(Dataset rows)
▬▬▬▬▬▬▬▬▬▬

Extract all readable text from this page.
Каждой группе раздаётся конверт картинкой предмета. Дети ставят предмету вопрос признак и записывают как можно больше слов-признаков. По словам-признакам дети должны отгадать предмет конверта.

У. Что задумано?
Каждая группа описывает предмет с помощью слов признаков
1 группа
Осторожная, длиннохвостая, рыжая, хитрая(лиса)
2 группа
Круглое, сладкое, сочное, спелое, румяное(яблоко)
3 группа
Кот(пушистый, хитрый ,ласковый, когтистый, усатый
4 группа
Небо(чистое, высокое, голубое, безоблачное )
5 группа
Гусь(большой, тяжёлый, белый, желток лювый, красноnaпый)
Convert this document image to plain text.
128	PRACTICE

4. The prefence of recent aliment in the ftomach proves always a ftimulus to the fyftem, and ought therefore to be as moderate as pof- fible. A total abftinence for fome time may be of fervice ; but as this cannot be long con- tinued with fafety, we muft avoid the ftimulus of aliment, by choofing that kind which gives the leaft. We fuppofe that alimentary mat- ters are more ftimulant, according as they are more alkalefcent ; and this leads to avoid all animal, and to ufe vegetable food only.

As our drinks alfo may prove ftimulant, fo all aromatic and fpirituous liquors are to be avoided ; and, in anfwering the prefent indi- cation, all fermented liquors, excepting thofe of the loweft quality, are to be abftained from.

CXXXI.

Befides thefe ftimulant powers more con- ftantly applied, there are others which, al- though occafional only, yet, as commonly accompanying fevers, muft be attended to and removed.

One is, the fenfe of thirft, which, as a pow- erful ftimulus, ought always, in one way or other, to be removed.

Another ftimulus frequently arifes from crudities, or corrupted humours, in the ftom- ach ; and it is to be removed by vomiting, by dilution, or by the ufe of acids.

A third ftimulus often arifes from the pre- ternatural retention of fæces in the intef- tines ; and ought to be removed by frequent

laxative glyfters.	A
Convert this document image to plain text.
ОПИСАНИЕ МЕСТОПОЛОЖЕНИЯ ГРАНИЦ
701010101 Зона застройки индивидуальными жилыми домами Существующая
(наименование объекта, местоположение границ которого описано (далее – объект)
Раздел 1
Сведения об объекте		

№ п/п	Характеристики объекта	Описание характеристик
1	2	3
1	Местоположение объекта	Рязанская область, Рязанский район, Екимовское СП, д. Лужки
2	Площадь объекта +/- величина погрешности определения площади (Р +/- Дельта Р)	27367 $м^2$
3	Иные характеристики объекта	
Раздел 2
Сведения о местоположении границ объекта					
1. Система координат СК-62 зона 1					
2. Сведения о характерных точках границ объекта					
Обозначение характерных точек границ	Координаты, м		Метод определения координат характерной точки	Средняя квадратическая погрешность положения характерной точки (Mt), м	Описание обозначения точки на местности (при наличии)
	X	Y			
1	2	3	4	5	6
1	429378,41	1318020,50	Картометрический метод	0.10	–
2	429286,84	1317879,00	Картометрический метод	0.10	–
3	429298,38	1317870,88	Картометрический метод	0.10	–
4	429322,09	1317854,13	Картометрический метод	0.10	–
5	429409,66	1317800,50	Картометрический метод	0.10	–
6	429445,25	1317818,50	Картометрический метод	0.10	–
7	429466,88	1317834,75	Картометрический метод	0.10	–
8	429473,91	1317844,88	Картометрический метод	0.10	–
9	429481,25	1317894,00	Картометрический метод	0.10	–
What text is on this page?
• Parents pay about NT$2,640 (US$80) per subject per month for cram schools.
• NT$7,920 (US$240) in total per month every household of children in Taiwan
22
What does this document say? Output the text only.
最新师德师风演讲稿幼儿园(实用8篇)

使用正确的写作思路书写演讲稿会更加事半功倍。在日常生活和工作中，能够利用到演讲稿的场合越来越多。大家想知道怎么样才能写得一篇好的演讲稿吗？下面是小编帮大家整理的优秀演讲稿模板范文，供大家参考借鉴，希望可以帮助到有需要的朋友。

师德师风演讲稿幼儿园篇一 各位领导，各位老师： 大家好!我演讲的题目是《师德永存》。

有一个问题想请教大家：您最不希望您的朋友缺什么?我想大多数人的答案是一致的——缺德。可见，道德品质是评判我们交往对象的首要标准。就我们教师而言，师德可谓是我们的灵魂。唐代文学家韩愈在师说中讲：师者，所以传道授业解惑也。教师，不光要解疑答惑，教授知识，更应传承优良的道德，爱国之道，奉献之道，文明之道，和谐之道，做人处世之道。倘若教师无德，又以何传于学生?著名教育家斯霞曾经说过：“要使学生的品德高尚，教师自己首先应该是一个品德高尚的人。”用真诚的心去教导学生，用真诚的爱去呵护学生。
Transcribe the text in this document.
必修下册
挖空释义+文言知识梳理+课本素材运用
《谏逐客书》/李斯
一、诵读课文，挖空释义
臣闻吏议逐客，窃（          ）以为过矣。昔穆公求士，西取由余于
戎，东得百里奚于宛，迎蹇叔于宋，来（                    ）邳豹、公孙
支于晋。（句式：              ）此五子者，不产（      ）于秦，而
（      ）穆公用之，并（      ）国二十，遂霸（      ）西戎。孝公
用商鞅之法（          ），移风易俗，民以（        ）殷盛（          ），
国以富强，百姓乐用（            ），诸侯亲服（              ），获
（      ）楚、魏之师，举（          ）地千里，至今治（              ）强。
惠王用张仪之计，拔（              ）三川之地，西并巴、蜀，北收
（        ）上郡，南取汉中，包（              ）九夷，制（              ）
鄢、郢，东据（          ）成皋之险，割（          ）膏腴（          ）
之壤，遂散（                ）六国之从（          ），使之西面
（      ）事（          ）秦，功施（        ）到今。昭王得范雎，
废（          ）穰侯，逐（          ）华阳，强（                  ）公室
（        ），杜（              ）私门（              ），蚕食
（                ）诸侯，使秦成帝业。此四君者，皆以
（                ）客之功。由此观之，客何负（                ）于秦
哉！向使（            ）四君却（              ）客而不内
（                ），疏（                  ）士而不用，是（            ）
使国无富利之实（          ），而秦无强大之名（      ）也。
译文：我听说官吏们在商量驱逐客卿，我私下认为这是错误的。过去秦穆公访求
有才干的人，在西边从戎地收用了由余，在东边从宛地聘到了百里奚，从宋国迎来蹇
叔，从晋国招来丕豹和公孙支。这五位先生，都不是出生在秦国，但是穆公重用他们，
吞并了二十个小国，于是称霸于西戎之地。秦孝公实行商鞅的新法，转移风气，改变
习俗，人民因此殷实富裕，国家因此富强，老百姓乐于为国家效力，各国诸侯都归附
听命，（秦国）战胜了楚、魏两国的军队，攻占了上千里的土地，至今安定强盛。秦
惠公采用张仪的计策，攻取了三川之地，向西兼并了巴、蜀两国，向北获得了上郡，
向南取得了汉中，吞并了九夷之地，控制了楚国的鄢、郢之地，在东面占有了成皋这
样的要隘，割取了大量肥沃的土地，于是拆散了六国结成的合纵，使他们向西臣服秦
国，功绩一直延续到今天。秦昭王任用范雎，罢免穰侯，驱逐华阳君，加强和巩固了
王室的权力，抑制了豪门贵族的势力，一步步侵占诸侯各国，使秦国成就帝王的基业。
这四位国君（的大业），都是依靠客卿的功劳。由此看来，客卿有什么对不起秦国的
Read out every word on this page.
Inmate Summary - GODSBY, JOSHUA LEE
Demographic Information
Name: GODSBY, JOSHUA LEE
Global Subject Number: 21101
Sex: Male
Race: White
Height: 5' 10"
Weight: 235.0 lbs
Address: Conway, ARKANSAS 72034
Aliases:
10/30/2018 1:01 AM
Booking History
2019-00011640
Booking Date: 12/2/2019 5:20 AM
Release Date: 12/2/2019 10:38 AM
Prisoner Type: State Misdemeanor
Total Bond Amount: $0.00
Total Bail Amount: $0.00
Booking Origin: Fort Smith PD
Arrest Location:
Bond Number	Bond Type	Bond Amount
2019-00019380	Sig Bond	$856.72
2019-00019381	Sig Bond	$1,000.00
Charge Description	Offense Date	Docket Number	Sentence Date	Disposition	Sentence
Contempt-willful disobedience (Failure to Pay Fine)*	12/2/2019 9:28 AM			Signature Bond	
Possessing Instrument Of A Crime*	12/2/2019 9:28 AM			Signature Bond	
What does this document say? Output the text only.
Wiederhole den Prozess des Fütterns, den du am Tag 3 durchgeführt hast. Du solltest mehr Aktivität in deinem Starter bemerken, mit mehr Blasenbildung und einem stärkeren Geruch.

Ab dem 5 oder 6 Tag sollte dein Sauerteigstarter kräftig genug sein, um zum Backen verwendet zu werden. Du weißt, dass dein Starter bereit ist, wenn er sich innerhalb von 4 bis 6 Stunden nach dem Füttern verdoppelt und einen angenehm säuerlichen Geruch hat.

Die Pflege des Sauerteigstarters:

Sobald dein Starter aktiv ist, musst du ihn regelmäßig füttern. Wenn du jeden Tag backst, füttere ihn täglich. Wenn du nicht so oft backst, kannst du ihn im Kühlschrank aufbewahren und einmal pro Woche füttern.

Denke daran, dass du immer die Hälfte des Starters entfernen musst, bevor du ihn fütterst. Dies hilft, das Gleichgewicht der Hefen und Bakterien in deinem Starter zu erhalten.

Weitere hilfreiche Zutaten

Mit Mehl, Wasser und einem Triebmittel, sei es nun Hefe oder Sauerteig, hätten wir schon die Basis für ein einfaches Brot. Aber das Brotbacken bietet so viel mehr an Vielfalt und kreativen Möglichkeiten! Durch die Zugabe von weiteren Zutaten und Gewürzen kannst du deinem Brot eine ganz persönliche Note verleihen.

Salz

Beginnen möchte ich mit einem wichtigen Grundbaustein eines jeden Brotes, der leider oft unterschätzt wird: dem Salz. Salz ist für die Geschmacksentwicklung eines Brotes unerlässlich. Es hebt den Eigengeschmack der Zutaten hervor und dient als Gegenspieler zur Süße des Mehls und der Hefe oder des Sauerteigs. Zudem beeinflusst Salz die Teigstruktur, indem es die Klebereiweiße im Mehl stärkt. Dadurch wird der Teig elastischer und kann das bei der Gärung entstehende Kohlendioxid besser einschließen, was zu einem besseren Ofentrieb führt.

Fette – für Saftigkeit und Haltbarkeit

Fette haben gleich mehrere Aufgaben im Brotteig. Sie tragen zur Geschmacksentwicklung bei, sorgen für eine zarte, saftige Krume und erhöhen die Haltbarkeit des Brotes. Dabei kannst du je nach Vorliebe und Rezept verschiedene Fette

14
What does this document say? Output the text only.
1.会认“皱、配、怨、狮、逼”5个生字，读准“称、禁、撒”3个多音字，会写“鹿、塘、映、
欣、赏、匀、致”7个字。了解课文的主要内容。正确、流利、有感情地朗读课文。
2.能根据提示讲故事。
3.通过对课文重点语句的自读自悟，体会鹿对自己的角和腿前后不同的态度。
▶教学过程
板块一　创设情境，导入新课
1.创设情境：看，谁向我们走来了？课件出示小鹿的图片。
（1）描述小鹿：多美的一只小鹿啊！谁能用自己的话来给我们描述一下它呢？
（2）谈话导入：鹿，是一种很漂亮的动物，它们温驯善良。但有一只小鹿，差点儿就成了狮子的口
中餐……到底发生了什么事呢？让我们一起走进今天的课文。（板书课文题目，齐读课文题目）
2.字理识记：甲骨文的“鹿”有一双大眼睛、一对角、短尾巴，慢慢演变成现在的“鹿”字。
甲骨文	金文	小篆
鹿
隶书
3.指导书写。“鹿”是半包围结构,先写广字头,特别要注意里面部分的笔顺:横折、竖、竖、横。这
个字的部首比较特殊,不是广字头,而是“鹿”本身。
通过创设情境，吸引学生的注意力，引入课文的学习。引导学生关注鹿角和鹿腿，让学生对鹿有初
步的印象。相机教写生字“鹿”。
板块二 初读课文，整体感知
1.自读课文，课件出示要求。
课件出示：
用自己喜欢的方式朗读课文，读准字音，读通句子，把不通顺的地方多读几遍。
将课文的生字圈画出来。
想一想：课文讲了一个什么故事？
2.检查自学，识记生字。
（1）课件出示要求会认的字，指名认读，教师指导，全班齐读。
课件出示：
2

▬▬▬▬▬▬▬▬▬▬

Look through the entries above; copy every line holding the string "Number".

_Solution_.
Global Subject Number: 21101
Bond Number	Bond Type	Bond Amount
Charge Description	Offense Date	Docket Number	Sentence Date	Disposition	Sentence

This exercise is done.